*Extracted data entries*
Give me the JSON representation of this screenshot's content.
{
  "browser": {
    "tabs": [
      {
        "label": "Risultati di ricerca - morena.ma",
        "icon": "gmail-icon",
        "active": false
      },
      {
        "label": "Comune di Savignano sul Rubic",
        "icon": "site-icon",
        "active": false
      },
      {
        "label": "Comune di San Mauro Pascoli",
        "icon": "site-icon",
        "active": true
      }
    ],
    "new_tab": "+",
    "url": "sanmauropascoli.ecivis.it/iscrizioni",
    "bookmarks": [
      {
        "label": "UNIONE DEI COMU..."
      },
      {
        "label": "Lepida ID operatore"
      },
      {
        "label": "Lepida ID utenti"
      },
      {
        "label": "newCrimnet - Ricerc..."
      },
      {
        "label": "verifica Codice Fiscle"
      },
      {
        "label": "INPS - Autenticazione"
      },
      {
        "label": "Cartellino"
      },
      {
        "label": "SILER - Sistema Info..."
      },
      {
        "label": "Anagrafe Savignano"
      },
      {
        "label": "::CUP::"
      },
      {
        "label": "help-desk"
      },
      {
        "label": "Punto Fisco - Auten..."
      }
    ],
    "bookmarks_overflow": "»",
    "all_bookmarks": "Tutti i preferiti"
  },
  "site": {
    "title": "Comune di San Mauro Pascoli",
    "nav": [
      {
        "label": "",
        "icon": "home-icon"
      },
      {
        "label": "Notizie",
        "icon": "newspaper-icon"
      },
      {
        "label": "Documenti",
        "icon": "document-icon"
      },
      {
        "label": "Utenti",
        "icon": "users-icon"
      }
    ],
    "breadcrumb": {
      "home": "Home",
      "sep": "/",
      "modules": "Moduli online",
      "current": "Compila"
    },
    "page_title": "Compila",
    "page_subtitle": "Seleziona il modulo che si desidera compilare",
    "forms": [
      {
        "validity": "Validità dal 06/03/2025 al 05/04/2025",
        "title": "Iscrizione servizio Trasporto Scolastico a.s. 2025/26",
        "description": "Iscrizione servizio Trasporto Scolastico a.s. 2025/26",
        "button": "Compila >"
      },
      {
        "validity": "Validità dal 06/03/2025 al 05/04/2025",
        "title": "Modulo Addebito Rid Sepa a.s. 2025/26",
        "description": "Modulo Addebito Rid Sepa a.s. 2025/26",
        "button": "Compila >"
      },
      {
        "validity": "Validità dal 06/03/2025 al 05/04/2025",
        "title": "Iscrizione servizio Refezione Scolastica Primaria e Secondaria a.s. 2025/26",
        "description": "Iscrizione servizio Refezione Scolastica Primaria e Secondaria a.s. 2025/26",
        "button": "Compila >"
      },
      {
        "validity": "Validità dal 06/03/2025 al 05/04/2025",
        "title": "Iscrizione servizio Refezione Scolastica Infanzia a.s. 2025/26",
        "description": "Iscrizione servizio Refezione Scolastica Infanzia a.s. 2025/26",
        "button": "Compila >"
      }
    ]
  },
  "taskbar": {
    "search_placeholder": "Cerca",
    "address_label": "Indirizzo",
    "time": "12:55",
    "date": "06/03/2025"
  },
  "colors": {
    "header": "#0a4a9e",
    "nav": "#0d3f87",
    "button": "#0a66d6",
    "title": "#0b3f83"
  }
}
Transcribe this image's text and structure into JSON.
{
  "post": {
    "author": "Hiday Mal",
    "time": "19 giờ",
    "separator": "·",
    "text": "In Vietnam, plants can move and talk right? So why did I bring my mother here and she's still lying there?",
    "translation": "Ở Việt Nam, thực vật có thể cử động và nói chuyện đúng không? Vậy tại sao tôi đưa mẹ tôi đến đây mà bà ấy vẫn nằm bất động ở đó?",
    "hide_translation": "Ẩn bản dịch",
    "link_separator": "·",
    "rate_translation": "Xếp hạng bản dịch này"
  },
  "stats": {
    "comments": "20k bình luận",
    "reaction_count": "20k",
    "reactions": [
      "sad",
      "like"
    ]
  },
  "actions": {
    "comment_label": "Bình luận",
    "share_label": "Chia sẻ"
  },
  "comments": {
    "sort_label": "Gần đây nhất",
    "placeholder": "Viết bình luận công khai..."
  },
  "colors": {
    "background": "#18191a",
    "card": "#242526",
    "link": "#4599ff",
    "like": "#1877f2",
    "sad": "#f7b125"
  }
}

*EXERCISE DESCRIPTION*
Output every line above without altering anything.

*THE OUTPUT*
Give me the JSON representation of this screenshot's content.
{
  "browser": {
    "tabs": [
      {
        "label": "Risultati di ricerca - morena.ma",
        "icon": "gmail-icon",
        "active": false
      },
      {
        "label": "Comune di Savignano sul Rubic",
        "icon": "site-icon",
        "active": false
      },
      {
        "label": "Comune di San Mauro Pascoli",
        "icon": "site-icon",
        "active": true
      }
    ],
    "new_tab": "+",
    "url": "sanmauropascoli.ecivis.it/iscrizioni",
    "bookmarks": [
      {
        "label": "UNIONE DEI COMU..."
      },
      {
        "label": "Lepida ID operatore"
      },
      {
        "label": "Lepida ID utenti"
      },
      {
        "label": "newCrimnet - Ricerc..."
      },
      {
        "label": "verifica Codice Fiscle"
      },
      {
        "label": "INPS - Autenticazione"
      },
      {
        "label": "Cartellino"
      },
      {
        "label": "SILER - Sistema Info..."
      },
      {
        "label": "Anagrafe Savignano"
      },
      {
        "label": "::CUP::"
      },
      {
        "label": "help-desk"
      },
      {
        "label": "Punto Fisco - Auten..."
      }
    ],
    "bookmarks_overflow": "»",
    "all_bookmarks": "Tutti i preferiti"
  },
  "site": {
    "title": "Comune di San Mauro Pascoli",
    "nav": [
      {
        "label": "",
        "icon": "home-icon"
      },
      {
        "label": "Notizie",
        "icon": "newspaper-icon"
      },
      {
        "label": "Documenti",
        "icon": "document-icon"
      },
      {
        "label": "Utenti",
        "icon": "users-icon"
      }
    ],
    "breadcrumb": {
      "home": "Home",
      "sep": "/",
      "modules": "Moduli online",
      "current": "Compila"
    },
    "page_title": "Compila",
    "page_subtitle": "Seleziona il modulo che si desidera compilare",
    "forms": [
      {
        "validity": "Validità dal 06/03/2025 al 05/04/2025",
        "title": "Iscrizione servizio Trasporto Scolastico a.s. 2025/26",
        "description": "Iscrizione servizio Trasporto Scolastico a.s. 2025/26",
        "button": "Compila >"
      },
      {
        "validity": "Validità dal 06/03/2025 al 05/04/2025",
        "title": "Modulo Addebito Rid Sepa a.s. 2025/26",
        "description": "Modulo Addebito Rid Sepa a.s. 2025/26",
        "button": "Compila >"
      },
      {
        "validity": "Validità dal 06/03/2025 al 05/04/2025",
        "title": "Iscrizione servizio Refezione Scolastica Primaria e Secondaria a.s. 2025/26",
        "description": "Iscrizione servizio Refezione Scolastica Primaria e Secondaria a.s. 2025/26",
        "button": "Compila >"
      },
      {
        "validity": "Validità dal 06/03/2025 al 05/04/2025",
        "title": "Iscrizione servizio Refezione Scolastica Infanzia a.s. 2025/26",
        "description": "Iscrizione servizio Refezione Scolastica Infanzia a.s. 2025/26",
        "button": "Compila >"
      }
    ]
  },
  "taskbar": {
    "search_placeholder": "Cerca",
    "address_label": "Indirizzo",
    "time": "12:55",
    "date": "06/03/2025"
  },
  "colors": {
    "header": "#0a4a9e",
    "nav": "#0d3f87",
    "button": "#0a66d6",
    "title": "#0b3f83"
  }
}
Transcribe this image's text and structure into JSON.
{
  "post": {
    "author": "Hiday Mal",
    "time": "19 giờ",
    "separator": "·",
    "text": "In Vietnam, plants can move and talk right? So why did I bring my mother here and she's still lying there?",
    "translation": "Ở Việt Nam, thực vật có thể cử động và nói chuyện đúng không? Vậy tại sao tôi đưa mẹ tôi đến đây mà bà ấy vẫn nằm bất động ở đó?",
    "hide_translation": "Ẩn bản dịch",
    "link_separator": "·",
    "rate_translation": "Xếp hạng bản dịch này"
  },
  "stats": {
    "comments": "20k bình luận",
    "reaction_count": "20k",
    "reactions": [
      "sad",
      "like"
    ]
  },
  "actions": {
    "comment_label": "Bình luận",
    "share_label": "Chia sẻ"
  },
  "comments": {
    "sort_label": "Gần đây nhất",
    "placeholder": "Viết bình luận công khai..."
  },
  "colors": {
    "background": "#18191a",
    "card": "#242526",
    "link": "#4599ff",
    "like": "#1877f2",
    "sad": "#f7b125"
  }
}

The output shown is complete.